**Exercise aim**: Pictures stay out of the copy; set down each line of the listing below exactly.
*** Given records
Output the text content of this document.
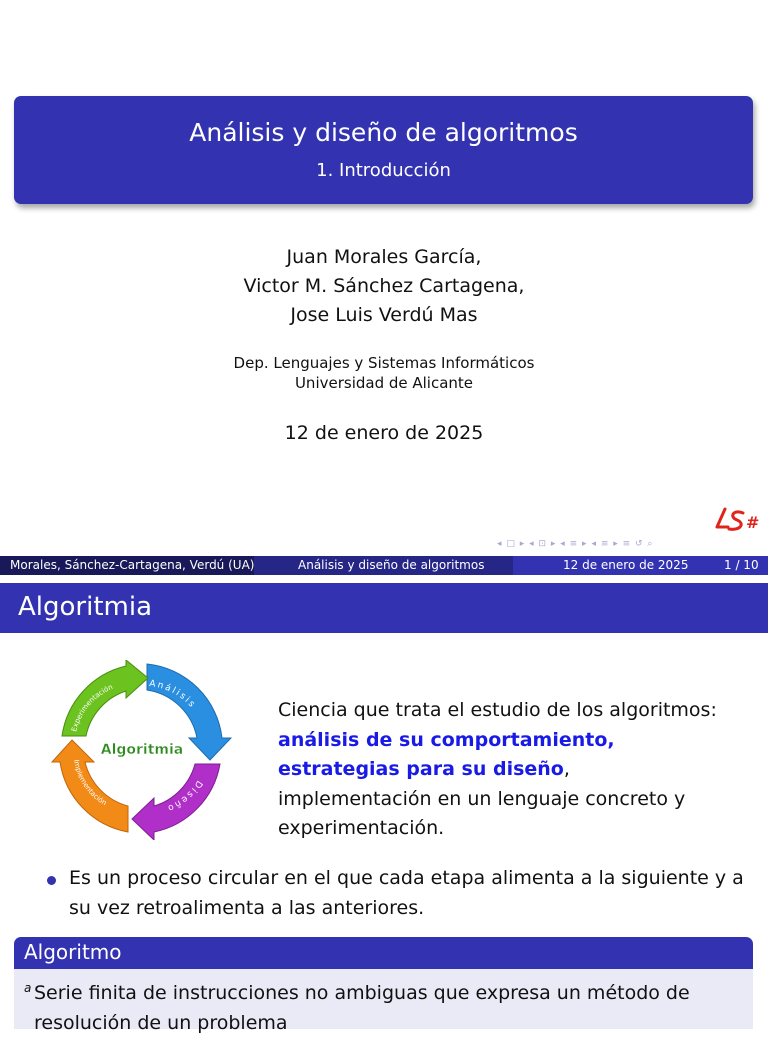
Análisis y diseño de algoritmos
1. Introducción
Juan Morales García,
Victor M. Sánchez Cartagena,
Jose Luis Verdú Mas
Dep. Lenguajes y Sistemas Informáticos
Universidad de Alicante
12 de enero de 2025
#
◂ □ ▸ ◂ ⊡ ▸ ◂ ≡ ▸ ◂ ≡ ▸ ≡ ↺ ⌕
Morales, Sánchez-Cartagena, Verdú (UA)	Análisis y diseño de algoritmos	12 de enero de 2025	1 / 10
Algoritmia
Análisis
Diseño
Implementación
Experimentación
Algoritmia
Ciencia que trata el estudio de los algoritmos: análisis de su comportamiento, estrategias para su diseño, implementación en un lenguaje concreto y experimentación.
Es un proceso circular en el que cada etapa alimenta a la siguiente y a su vez retroalimenta a las anteriores.
Algoritmo
Serie finita de instrucciones no ambiguas que expresa un método de resolución de un problema
$^a$
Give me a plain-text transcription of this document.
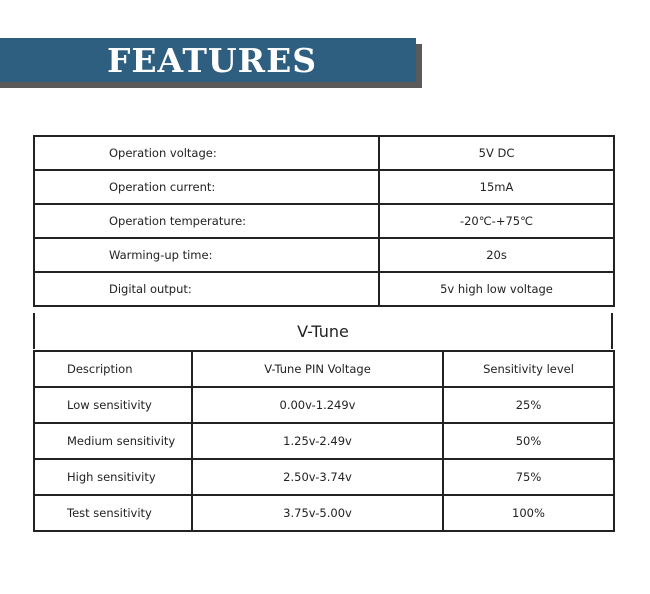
FEATURES
Operation voltage:	5V DC
Operation current:	15mA
Operation temperature:	-20℃-+75℃
Warming-up time:	20s
Digital output:	5v high low voltage
V-Tune
Description	V-Tune PIN Voltage	Sensitivity level
Low sensitivity	0.00v-1.249v	25%
Medium sensitivity	1.25v-2.49v	50%
High sensitivity	2.50v-3.74v	75%
Test sensitivity	3.75v-5.00v	100%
******
**Answer for the task**:
Output the text content of this document.
Análisis y diseño de algoritmos
1. Introducción
Juan Morales García,
Victor M. Sánchez Cartagena,
Jose Luis Verdú Mas
Dep. Lenguajes y Sistemas Informáticos
Universidad de Alicante
12 de enero de 2025
#
◂ □ ▸ ◂ ⊡ ▸ ◂ ≡ ▸ ◂ ≡ ▸ ≡ ↺ ⌕
Morales, Sánchez-Cartagena, Verdú (UA)	Análisis y diseño de algoritmos	12 de enero de 2025	1 / 10
Algoritmia
Análisis
Diseño
Implementación
Experimentación
Algoritmia
Ciencia que trata el estudio de los algoritmos: análisis de su comportamiento, estrategias para su diseño, implementación en un lenguaje concreto y experimentación.
Es un proceso circular en el que cada etapa alimenta a la siguiente y a su vez retroalimenta a las anteriores.
Algoritmo
Serie finita de instrucciones no ambiguas que expresa un método de resolución de un problema
$^a$
Give me a plain-text transcription of this document.
FEATURES
Operation voltage:	5V DC
Operation current:	15mA
Operation temperature:	-20℃-+75℃
Warming-up time:	20s
Digital output:	5v high low voltage
V-Tune
Description	V-Tune PIN Voltage	Sensitivity level
Low sensitivity	0.00v-1.249v	25%
Medium sensitivity	1.25v-2.49v	50%
High sensitivity	2.50v-3.74v	75%
Test sensitivity	3.75v-5.00v	100%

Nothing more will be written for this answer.